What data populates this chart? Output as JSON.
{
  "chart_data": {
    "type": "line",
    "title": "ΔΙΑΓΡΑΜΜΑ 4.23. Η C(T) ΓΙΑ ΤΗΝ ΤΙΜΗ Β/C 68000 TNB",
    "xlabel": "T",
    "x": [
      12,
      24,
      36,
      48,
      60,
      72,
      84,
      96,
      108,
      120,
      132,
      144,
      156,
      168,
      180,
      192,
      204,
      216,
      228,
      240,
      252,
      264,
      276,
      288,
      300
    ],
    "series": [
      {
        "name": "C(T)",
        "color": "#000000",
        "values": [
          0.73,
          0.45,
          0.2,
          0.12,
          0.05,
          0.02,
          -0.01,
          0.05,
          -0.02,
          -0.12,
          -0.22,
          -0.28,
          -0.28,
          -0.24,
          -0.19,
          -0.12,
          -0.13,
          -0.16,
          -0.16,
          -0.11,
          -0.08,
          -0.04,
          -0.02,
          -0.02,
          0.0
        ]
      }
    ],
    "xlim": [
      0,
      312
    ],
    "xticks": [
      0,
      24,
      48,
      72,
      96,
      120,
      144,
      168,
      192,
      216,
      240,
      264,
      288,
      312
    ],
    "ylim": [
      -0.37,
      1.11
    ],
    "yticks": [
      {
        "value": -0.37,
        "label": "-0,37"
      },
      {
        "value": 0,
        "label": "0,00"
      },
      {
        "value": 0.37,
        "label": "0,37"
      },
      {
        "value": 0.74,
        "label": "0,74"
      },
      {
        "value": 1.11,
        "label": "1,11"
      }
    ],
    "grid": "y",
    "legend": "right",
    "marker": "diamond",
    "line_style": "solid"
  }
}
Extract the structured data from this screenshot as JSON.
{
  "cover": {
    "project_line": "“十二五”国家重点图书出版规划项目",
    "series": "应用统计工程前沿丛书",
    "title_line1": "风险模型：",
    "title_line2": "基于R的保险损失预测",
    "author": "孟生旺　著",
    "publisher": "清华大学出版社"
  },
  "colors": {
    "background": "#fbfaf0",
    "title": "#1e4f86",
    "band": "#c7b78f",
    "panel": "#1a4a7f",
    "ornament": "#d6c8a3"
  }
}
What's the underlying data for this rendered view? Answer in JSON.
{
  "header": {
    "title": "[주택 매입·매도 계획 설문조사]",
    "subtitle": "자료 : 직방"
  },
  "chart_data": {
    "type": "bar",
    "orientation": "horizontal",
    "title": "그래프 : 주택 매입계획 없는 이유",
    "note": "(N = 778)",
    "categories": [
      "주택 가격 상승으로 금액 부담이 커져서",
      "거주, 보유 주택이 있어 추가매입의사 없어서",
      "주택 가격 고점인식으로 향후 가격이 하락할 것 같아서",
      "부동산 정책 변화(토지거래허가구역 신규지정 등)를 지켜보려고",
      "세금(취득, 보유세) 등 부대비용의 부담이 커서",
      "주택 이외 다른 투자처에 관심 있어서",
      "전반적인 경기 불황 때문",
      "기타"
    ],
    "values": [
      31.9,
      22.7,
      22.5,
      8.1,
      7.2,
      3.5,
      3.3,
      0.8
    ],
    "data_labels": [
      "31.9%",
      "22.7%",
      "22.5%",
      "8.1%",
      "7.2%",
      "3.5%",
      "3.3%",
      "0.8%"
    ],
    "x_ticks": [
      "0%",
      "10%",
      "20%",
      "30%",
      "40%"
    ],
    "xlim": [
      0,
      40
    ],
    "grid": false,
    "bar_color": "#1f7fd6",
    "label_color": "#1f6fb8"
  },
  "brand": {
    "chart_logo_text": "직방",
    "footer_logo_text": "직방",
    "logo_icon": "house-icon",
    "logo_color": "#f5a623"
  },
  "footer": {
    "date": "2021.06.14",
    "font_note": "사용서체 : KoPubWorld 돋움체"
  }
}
----------
- **Task statement**:
Give an exact copy of all the data shown above.

- **Task result**:
What data populates this chart? Output as JSON.
{
  "chart_data": {
    "type": "line",
    "title": "ΔΙΑΓΡΑΜΜΑ 4.23. Η C(T) ΓΙΑ ΤΗΝ ΤΙΜΗ Β/C 68000 TNB",
    "xlabel": "T",
    "x": [
      12,
      24,
      36,
      48,
      60,
      72,
      84,
      96,
      108,
      120,
      132,
      144,
      156,
      168,
      180,
      192,
      204,
      216,
      228,
      240,
      252,
      264,
      276,
      288,
      300
    ],
    "series": [
      {
        "name": "C(T)",
        "color": "#000000",
        "values": [
          0.73,
          0.45,
          0.2,
          0.12,
          0.05,
          0.02,
          -0.01,
          0.05,
          -0.02,
          -0.12,
          -0.22,
          -0.28,
          -0.28,
          -0.24,
          -0.19,
          -0.12,
          -0.13,
          -0.16,
          -0.16,
          -0.11,
          -0.08,
          -0.04,
          -0.02,
          -0.02,
          0.0
        ]
      }
    ],
    "xlim": [
      0,
      312
    ],
    "xticks": [
      0,
      24,
      48,
      72,
      96,
      120,
      144,
      168,
      192,
      216,
      240,
      264,
      288,
      312
    ],
    "ylim": [
      -0.37,
      1.11
    ],
    "yticks": [
      {
        "value": -0.37,
        "label": "-0,37"
      },
      {
        "value": 0,
        "label": "0,00"
      },
      {
        "value": 0.37,
        "label": "0,37"
      },
      {
        "value": 0.74,
        "label": "0,74"
      },
      {
        "value": 1.11,
        "label": "1,11"
      }
    ],
    "grid": "y",
    "legend": "right",
    "marker": "diamond",
    "line_style": "solid"
  }
}
Extract the structured data from this screenshot as JSON.
{
  "cover": {
    "project_line": "“十二五”国家重点图书出版规划项目",
    "series": "应用统计工程前沿丛书",
    "title_line1": "风险模型：",
    "title_line2": "基于R的保险损失预测",
    "author": "孟生旺　著",
    "publisher": "清华大学出版社"
  },
  "colors": {
    "background": "#fbfaf0",
    "title": "#1e4f86",
    "band": "#c7b78f",
    "panel": "#1a4a7f",
    "ornament": "#d6c8a3"
  }
}
What's the underlying data for this rendered view? Answer in JSON.
{
  "header": {
    "title": "[주택 매입·매도 계획 설문조사]",
    "subtitle": "자료 : 직방"
  },
  "chart_data": {
    "type": "bar",
    "orientation": "horizontal",
    "title": "그래프 : 주택 매입계획 없는 이유",
    "note": "(N = 778)",
    "categories": [
      "주택 가격 상승으로 금액 부담이 커져서",
      "거주, 보유 주택이 있어 추가매입의사 없어서",
      "주택 가격 고점인식으로 향후 가격이 하락할 것 같아서",
      "부동산 정책 변화(토지거래허가구역 신규지정 등)를 지켜보려고",
      "세금(취득, 보유세) 등 부대비용의 부담이 커서",
      "주택 이외 다른 투자처에 관심 있어서",
      "전반적인 경기 불황 때문",
      "기타"
    ],
    "values": [
      31.9,
      22.7,
      22.5,
      8.1,
      7.2,
      3.5,
      3.3,
      0.8
    ],
    "data_labels": [
      "31.9%",
      "22.7%",
      "22.5%",
      "8.1%",
      "7.2%",
      "3.5%",
      "3.3%",
      "0.8%"
    ],
    "x_ticks": [
      "0%",
      "10%",
      "20%",
      "30%",
      "40%"
    ],
    "xlim": [
      0,
      40
    ],
    "grid": false,
    "bar_color": "#1f7fd6",
    "label_color": "#1f6fb8"
  },
  "brand": {
    "chart_logo_text": "직방",
    "footer_logo_text": "직방",
    "logo_icon": "house-icon",
    "logo_color": "#f5a623"
  },
  "footer": {
    "date": "2021.06.14",
    "font_note": "사용서체 : KoPubWorld 돋움체"
  }
}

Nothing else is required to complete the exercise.